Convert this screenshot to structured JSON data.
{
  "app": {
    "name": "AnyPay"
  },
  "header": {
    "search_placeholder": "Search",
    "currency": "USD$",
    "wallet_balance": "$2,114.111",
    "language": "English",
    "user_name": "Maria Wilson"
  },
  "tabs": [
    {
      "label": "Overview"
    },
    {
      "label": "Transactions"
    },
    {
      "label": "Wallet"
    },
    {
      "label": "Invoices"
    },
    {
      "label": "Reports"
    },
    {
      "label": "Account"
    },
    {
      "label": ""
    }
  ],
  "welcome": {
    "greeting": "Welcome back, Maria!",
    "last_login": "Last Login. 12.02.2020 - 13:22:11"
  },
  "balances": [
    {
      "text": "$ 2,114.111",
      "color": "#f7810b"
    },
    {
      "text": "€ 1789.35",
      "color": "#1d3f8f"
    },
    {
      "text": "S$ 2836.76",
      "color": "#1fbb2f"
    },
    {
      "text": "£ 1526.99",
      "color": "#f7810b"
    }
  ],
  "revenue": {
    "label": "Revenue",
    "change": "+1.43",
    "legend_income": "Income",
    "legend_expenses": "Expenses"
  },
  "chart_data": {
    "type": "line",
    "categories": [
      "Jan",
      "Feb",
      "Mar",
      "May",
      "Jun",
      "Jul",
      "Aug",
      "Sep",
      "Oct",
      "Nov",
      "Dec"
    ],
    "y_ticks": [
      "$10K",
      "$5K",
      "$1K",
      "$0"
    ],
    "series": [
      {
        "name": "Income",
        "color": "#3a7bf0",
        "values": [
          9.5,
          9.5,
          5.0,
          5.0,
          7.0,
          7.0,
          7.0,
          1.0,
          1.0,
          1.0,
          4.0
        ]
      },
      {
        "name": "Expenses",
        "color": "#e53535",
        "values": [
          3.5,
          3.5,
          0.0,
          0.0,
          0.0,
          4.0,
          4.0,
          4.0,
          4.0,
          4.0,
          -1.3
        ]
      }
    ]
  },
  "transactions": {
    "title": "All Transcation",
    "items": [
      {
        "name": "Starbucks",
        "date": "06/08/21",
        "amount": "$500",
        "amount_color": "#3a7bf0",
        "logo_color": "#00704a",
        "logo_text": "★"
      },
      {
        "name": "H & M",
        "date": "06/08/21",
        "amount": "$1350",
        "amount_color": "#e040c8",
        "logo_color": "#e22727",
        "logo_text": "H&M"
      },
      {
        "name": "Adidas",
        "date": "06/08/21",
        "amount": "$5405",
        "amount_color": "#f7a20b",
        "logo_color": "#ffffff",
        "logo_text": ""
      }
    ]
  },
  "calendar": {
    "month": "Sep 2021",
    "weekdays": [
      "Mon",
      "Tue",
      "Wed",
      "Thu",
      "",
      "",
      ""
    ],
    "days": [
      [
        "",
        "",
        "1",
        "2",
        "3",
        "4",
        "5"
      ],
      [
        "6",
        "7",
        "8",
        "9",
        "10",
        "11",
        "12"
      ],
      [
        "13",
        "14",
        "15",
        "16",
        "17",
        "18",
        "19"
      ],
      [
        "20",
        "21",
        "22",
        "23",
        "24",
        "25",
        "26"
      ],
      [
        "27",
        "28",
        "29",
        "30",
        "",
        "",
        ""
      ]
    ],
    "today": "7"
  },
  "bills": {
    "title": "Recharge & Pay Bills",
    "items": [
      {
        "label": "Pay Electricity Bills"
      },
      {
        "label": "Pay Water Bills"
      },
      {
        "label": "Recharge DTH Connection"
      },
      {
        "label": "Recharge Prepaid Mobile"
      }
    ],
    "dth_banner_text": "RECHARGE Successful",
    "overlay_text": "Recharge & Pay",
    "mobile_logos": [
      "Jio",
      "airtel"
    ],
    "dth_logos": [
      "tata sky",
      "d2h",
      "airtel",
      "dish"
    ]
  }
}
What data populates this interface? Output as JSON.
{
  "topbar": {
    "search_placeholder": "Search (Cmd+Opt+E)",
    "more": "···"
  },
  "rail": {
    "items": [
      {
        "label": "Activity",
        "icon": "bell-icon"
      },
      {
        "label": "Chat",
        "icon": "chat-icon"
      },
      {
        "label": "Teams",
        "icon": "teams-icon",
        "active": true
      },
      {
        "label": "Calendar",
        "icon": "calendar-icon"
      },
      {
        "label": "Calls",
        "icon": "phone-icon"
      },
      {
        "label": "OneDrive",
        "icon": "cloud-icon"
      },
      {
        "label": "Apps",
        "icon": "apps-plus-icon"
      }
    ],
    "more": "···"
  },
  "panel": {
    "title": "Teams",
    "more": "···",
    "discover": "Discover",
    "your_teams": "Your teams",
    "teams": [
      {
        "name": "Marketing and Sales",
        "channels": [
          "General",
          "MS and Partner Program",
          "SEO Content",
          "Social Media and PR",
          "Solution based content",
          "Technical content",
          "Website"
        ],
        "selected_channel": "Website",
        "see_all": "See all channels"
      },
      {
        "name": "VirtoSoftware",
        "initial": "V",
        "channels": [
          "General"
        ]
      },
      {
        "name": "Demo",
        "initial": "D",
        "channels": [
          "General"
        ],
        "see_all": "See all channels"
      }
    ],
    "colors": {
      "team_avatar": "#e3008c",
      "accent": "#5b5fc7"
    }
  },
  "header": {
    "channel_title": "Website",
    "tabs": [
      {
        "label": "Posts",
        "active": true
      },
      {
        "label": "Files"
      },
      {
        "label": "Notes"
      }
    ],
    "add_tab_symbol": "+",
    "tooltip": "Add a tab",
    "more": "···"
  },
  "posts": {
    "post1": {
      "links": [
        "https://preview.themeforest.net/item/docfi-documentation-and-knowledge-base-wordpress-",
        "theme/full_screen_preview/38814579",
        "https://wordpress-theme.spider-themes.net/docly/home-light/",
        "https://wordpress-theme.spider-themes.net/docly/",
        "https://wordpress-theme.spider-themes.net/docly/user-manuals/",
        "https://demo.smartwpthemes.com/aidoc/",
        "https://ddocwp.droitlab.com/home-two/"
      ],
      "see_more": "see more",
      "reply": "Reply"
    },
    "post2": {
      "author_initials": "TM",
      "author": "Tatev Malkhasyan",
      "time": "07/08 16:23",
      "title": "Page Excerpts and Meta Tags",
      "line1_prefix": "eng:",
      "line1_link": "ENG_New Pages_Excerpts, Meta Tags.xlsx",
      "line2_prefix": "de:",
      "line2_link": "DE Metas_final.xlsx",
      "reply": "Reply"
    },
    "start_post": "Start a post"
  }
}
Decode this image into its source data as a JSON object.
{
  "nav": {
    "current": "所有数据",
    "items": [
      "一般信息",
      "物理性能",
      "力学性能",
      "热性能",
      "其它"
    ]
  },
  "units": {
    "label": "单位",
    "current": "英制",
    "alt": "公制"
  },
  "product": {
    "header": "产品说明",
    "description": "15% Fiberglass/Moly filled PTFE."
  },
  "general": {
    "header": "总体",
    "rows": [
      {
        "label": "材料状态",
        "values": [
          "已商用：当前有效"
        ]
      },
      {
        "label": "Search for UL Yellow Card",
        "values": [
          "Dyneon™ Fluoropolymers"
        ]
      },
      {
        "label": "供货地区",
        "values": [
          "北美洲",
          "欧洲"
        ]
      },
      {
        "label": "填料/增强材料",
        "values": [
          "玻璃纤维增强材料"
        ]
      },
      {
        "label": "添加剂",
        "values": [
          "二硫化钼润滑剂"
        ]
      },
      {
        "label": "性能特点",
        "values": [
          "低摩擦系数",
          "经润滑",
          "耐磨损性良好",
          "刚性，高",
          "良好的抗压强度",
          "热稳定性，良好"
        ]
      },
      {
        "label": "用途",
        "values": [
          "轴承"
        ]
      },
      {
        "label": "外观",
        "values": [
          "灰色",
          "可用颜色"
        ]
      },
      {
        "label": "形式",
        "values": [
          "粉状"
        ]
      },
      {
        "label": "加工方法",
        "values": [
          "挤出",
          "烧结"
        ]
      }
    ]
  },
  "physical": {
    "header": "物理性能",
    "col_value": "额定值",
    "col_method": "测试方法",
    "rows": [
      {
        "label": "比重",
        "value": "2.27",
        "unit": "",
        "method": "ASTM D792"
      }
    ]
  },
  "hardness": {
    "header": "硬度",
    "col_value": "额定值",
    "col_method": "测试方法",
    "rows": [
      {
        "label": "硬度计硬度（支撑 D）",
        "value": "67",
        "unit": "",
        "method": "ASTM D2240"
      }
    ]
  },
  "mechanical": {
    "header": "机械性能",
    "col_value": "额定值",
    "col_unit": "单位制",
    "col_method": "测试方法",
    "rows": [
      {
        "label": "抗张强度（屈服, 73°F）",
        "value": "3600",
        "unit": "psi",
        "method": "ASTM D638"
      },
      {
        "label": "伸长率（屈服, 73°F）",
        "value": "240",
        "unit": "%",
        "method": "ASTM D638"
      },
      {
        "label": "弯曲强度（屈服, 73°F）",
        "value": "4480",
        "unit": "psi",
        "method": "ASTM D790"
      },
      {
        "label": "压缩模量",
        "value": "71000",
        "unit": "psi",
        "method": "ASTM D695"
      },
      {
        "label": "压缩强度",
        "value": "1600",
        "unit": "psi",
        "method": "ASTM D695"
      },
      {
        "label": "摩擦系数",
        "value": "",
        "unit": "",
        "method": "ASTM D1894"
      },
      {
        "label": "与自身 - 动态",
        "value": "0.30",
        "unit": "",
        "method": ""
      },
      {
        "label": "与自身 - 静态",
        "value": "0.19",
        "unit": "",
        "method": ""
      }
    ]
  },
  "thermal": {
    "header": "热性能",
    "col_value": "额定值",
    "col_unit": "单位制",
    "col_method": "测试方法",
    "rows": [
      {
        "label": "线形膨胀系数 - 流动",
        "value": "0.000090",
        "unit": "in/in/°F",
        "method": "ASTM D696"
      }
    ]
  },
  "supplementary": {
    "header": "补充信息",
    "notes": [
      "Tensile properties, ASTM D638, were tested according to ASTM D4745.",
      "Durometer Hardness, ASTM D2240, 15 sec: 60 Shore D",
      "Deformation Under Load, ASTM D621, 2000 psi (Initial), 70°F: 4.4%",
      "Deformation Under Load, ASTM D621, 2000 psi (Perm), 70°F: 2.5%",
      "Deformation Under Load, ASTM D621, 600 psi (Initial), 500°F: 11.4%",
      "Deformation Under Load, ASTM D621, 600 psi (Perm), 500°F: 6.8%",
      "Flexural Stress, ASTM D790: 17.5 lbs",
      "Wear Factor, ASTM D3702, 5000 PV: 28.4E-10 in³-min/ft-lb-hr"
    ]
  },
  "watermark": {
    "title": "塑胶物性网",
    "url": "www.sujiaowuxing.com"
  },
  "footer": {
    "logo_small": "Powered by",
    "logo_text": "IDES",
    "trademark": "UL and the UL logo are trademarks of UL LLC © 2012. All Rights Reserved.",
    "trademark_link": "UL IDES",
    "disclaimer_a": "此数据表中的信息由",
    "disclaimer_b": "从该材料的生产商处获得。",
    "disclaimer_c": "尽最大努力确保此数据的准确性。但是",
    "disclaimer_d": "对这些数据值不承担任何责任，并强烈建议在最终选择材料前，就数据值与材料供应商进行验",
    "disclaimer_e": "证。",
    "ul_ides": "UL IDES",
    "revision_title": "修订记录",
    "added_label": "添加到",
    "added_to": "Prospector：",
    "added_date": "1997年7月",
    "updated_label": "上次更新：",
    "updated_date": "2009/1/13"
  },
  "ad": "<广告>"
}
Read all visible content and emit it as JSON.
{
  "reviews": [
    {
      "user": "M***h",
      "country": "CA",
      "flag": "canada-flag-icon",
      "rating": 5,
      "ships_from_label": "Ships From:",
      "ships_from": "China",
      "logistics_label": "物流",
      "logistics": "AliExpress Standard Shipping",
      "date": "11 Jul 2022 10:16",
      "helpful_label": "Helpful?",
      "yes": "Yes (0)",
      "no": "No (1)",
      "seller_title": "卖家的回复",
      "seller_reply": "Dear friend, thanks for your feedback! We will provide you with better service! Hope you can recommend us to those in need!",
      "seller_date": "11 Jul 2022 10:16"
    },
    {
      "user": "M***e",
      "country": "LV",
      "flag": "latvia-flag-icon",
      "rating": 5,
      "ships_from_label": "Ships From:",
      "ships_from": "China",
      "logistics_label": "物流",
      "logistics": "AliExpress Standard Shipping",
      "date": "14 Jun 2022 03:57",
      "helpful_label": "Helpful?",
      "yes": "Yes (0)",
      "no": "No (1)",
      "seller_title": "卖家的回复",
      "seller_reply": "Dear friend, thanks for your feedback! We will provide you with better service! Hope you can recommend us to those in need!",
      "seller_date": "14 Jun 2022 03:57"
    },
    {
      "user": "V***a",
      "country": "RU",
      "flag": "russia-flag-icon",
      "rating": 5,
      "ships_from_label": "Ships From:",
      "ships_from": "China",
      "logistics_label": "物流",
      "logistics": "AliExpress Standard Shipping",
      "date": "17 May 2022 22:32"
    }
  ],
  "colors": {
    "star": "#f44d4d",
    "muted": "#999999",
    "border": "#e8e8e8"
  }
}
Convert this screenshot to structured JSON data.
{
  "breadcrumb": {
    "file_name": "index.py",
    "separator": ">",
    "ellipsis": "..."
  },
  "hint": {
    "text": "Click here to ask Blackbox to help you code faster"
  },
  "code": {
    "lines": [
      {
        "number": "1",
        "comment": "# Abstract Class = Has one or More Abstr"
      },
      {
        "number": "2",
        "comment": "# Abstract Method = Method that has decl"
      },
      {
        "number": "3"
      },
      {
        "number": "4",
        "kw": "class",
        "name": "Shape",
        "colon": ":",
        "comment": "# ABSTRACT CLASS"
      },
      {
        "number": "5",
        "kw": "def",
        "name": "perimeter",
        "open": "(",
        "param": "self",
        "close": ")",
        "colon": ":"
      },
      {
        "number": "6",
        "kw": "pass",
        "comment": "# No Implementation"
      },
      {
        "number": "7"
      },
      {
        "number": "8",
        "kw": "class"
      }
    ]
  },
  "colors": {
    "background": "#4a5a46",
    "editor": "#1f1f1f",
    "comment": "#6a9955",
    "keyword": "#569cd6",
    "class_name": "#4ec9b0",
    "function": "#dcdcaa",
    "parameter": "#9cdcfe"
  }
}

:::

• **PROBLEM STATEMENT**: How many lines in the records above hold the word "Website"? Give only the number.

• **ANSWER**: 3